If anyone cares, I'm green and red plaid.


----------



## emilnon (May 8, 2012)

I am a nice rich green blend


----------



## Davarm (Oct 22, 2011)

I guess that puts me in a "Redder Shade Of Orange", not quite a Red and a bit above Yellow.

Kinda like that Threat Ladder.

Green and Red Plad? I guess that makes you a Scott, huh? If so Welcome to the club.


----------



## FatTire (Mar 20, 2012)

The only things I'd add are reloading supplies and lots of practice with a long bow, the latter should prolly be included in yellow.... If there's no rebuilding, or a long time till, eventually you'll run out of ammo,but even small children can make arrows, and even without a head a sharp stick can earn food... Am I rambling? Sorry


----------



## Magus (Dec 1, 2008)

Yes, but its just a level you're at, not the stuff that got you there. 



Davarm said:


> I guess that puts me in a "Redder Shade Of Orange", not quite a Red and a bit above Yellow.
> 
> Kinda like that Threat Ladder.
> 
> Green and Red Plad? I guess that makes you a Scott, huh? If so Welcome to the club.


Huh? LOL yeah, actually it does but I meant a bit of both is where I am.if money and health permitted I'd be redder than 0bambo's cabinet!


----------



## pixieduster (Mar 28, 2012)

Thinking orange.


----------



## Davarm (Oct 22, 2011)

Magus said:


> if money and health permitted I'd be redder than 0bambo's cabinet!


OK now, lets not bring the sewer workers into the discussion.


----------



## BlueShoe (Aug 7, 2010)

I'm in denial.


----------



## Tweto (Nov 26, 2011)

Lite red and getting redder


----------



## OldCootHillbilly (Jul 9, 2010)

I'm Clear, ain't sayin why!


----------



## mpguy18 (Sep 7, 2011)

Light orange working toward the red side of the spectrum. Got the sat, starting on learning shortwave - just can't afford the armada gun array yet...but working on it.


----------



## PamsPride (Dec 21, 2010)

Orange, and I agree if I had the money I would be a deep red!!


----------



## overboard (May 12, 2012)

I would be infrared if I had cash, and people didn't act like I was insane for disaster prep! 99% chance nothing will ever happen, but if you enjoy the survival mindset, I can think of alot worse ways to spend your money!


----------



## stayingthegame (Mar 22, 2011)

because the gov will take care of me I'll say I'm green. but I keep seeing red. :scratch wonder if the gov will fix my eyes?


----------



## UncleJoe (Jan 11, 2009)

Exactly! You're all a bunch of kooks. It can't happen here.


----------



## Magus (Dec 1, 2008)

Could just go condition white and do some crack while waiting to vote for big 0 in November...LOL


----------



## bahramthered (Mar 10, 2012)

Blue trending towards yellow.


----------



## d_saum (Jan 17, 2012)

I'm at condition Yellow right about now.. except for the fact that I'm lacking a basement.. and man... do I HATE that!


----------



## faithmarie (Oct 18, 2008)
───
» **Directive**: Decide whether each statement below agrees with the color-level thread, answering yes or no and quoting the words of the thread that settle it. (a) Davarm places himself a bit above Yellow. (b) PamsPride claims to be at deep red already. (c) d_saum reports lacking a basement.
───
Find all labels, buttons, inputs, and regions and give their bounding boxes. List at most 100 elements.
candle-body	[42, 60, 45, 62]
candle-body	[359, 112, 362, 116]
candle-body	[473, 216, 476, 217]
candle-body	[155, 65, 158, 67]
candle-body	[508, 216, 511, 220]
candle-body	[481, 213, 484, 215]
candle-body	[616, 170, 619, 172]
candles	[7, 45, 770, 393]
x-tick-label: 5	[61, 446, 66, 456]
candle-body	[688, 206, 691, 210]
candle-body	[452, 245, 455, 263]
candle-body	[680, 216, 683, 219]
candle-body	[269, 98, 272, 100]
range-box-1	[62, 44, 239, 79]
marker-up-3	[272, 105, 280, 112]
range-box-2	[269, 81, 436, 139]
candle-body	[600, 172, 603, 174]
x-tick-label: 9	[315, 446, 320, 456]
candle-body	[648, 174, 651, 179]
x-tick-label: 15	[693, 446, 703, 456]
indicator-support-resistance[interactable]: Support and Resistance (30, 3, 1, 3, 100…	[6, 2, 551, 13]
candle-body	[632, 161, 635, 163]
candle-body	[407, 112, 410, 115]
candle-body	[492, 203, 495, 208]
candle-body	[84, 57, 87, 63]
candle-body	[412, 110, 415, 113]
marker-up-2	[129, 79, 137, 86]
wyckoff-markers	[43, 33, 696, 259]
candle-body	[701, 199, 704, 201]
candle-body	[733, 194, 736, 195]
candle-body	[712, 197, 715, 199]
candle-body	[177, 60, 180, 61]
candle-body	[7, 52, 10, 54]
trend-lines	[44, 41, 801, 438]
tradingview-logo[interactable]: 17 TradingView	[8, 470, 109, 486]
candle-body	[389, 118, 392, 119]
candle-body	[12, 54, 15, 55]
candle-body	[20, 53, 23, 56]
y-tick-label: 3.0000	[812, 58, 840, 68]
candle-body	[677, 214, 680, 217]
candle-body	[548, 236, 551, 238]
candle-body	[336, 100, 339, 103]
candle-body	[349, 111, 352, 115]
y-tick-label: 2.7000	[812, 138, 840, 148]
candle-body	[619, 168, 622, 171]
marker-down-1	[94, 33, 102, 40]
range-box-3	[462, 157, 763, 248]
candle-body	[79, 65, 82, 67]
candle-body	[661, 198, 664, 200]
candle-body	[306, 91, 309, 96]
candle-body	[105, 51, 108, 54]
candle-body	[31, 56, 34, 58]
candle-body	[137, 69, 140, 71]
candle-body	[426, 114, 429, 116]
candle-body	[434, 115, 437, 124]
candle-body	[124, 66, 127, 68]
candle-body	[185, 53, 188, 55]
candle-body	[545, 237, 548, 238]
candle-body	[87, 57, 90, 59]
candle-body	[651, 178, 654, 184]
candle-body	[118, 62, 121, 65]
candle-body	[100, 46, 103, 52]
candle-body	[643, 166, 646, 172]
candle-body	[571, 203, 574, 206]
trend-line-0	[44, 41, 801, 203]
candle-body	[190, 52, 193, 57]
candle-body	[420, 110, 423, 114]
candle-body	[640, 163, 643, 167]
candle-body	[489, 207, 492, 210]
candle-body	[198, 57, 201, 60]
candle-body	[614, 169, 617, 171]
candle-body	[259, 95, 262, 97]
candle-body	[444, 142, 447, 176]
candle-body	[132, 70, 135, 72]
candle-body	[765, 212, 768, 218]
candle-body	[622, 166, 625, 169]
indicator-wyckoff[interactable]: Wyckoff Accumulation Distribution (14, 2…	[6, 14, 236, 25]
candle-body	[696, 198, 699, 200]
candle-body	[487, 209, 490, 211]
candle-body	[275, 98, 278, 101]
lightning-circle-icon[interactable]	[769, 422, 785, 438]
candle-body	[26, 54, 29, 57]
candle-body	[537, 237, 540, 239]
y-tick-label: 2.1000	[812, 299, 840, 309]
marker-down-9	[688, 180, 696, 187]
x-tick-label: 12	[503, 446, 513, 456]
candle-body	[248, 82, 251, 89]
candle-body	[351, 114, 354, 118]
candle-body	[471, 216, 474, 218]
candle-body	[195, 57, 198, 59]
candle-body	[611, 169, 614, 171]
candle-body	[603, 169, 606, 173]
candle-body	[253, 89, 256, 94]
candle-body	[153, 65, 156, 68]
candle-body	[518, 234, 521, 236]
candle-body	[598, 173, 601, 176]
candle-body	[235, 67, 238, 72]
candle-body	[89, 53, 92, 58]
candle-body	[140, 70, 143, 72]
───
» **Reply**:
(a) Yes: "not quite a Red and a bit above Yellow."
(b) No: "Orange, and I agree if I had the money I would be a deep red!!"
(c) Yes: "except for the fact that I'm lacking a basement"